**Exercise**.
Repeat the records below exactly.

**Input data**.
──────────

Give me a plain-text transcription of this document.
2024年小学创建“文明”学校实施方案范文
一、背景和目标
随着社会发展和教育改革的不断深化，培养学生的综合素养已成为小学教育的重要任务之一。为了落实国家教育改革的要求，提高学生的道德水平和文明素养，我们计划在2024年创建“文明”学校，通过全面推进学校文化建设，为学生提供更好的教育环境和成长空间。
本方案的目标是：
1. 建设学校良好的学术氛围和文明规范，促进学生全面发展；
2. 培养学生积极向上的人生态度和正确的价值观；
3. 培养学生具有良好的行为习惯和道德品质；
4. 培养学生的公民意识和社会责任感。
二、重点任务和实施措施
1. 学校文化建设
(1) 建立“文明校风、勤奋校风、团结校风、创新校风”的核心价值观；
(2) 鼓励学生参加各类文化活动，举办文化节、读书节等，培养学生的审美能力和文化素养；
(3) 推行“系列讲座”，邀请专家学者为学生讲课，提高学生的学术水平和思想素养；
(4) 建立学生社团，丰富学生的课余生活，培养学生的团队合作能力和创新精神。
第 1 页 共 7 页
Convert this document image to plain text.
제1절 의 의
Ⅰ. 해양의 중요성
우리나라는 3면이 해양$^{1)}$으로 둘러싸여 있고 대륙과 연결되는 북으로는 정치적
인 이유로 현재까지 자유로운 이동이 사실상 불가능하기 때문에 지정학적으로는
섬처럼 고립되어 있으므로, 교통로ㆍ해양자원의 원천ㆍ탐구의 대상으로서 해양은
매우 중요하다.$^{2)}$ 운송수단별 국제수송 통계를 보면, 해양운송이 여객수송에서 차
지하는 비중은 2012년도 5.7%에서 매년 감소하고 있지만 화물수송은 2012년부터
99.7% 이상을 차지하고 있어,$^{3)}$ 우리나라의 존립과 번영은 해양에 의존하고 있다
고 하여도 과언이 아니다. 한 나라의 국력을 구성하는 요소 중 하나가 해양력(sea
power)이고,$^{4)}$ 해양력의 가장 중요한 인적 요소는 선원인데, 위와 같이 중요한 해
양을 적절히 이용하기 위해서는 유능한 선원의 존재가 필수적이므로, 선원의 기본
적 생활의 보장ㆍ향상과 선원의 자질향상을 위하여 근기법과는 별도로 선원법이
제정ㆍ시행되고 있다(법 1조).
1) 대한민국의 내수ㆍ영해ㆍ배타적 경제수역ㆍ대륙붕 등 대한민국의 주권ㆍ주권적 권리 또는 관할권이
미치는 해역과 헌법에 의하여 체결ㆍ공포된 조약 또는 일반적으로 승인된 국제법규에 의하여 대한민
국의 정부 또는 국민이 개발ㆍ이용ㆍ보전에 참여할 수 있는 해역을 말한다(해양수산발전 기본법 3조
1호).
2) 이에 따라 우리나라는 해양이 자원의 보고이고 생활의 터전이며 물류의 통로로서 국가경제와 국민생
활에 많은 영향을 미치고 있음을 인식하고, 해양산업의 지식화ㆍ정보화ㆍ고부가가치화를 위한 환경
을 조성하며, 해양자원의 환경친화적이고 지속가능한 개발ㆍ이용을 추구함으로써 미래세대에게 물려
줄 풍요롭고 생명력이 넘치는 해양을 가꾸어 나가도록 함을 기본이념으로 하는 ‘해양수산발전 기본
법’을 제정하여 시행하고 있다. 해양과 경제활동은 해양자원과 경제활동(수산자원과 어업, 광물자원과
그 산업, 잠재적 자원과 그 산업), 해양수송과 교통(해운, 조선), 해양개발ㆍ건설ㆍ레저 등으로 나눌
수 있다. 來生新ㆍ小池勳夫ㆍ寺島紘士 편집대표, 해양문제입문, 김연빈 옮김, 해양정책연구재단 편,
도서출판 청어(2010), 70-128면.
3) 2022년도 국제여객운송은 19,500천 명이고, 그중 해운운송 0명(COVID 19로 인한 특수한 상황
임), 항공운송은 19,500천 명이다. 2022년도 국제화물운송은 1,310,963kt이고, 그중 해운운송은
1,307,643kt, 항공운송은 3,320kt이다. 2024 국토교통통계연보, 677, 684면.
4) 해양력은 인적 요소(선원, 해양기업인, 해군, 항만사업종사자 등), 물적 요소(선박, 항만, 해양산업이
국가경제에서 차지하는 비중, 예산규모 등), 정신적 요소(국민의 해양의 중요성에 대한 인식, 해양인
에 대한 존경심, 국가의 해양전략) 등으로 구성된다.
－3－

──────────

**Solution**.
Give me a plain-text transcription of this document.
2024年小学创建“文明”学校实施方案范文
一、背景和目标
随着社会发展和教育改革的不断深化，培养学生的综合素养已成为小学教育的重要任务之一。为了落实国家教育改革的要求，提高学生的道德水平和文明素养，我们计划在2024年创建“文明”学校，通过全面推进学校文化建设，为学生提供更好的教育环境和成长空间。
本方案的目标是：
1. 建设学校良好的学术氛围和文明规范，促进学生全面发展；
2. 培养学生积极向上的人生态度和正确的价值观；
3. 培养学生具有良好的行为习惯和道德品质；
4. 培养学生的公民意识和社会责任感。
二、重点任务和实施措施
1. 学校文化建设
(1) 建立“文明校风、勤奋校风、团结校风、创新校风”的核心价值观；
(2) 鼓励学生参加各类文化活动，举办文化节、读书节等，培养学生的审美能力和文化素养；
(3) 推行“系列讲座”，邀请专家学者为学生讲课，提高学生的学术水平和思想素养；
(4) 建立学生社团，丰富学生的课余生活，培养学生的团队合作能力和创新精神。
第 1 页 共 7 页
Convert this document image to plain text.
제1절 의 의
Ⅰ. 해양의 중요성
우리나라는 3면이 해양$^{1)}$으로 둘러싸여 있고 대륙과 연결되는 북으로는 정치적
인 이유로 현재까지 자유로운 이동이 사실상 불가능하기 때문에 지정학적으로는
섬처럼 고립되어 있으므로, 교통로ㆍ해양자원의 원천ㆍ탐구의 대상으로서 해양은
매우 중요하다.$^{2)}$ 운송수단별 국제수송 통계를 보면, 해양운송이 여객수송에서 차
지하는 비중은 2012년도 5.7%에서 매년 감소하고 있지만 화물수송은 2012년부터
99.7% 이상을 차지하고 있어,$^{3)}$ 우리나라의 존립과 번영은 해양에 의존하고 있다
고 하여도 과언이 아니다. 한 나라의 국력을 구성하는 요소 중 하나가 해양력(sea
power)이고,$^{4)}$ 해양력의 가장 중요한 인적 요소는 선원인데, 위와 같이 중요한 해
양을 적절히 이용하기 위해서는 유능한 선원의 존재가 필수적이므로, 선원의 기본
적 생활의 보장ㆍ향상과 선원의 자질향상을 위하여 근기법과는 별도로 선원법이
제정ㆍ시행되고 있다(법 1조).
1) 대한민국의 내수ㆍ영해ㆍ배타적 경제수역ㆍ대륙붕 등 대한민국의 주권ㆍ주권적 권리 또는 관할권이
미치는 해역과 헌법에 의하여 체결ㆍ공포된 조약 또는 일반적으로 승인된 국제법규에 의하여 대한민
국의 정부 또는 국민이 개발ㆍ이용ㆍ보전에 참여할 수 있는 해역을 말한다(해양수산발전 기본법 3조
1호).
2) 이에 따라 우리나라는 해양이 자원의 보고이고 생활의 터전이며 물류의 통로로서 국가경제와 국민생
활에 많은 영향을 미치고 있음을 인식하고, 해양산업의 지식화ㆍ정보화ㆍ고부가가치화를 위한 환경
을 조성하며, 해양자원의 환경친화적이고 지속가능한 개발ㆍ이용을 추구함으로써 미래세대에게 물려
줄 풍요롭고 생명력이 넘치는 해양을 가꾸어 나가도록 함을 기본이념으로 하는 ‘해양수산발전 기본
법’을 제정하여 시행하고 있다. 해양과 경제활동은 해양자원과 경제활동(수산자원과 어업, 광물자원과
그 산업, 잠재적 자원과 그 산업), 해양수송과 교통(해운, 조선), 해양개발ㆍ건설ㆍ레저 등으로 나눌
수 있다. 來生新ㆍ小池勳夫ㆍ寺島紘士 편집대표, 해양문제입문, 김연빈 옮김, 해양정책연구재단 편,
도서출판 청어(2010), 70-128면.
3) 2022년도 국제여객운송은 19,500천 명이고, 그중 해운운송 0명(COVID 19로 인한 특수한 상황
임), 항공운송은 19,500천 명이다. 2022년도 국제화물운송은 1,310,963kt이고, 그중 해운운송은
1,307,643kt, 항공운송은 3,320kt이다. 2024 국토교통통계연보, 677, 684면.
4) 해양력은 인적 요소(선원, 해양기업인, 해군, 항만사업종사자 등), 물적 요소(선박, 항만, 해양산업이
국가경제에서 차지하는 비중, 예산규모 등), 정신적 요소(국민의 해양의 중요성에 대한 인식, 해양인
에 대한 존경심, 국가의 해양전략) 등으로 구성된다.
－3－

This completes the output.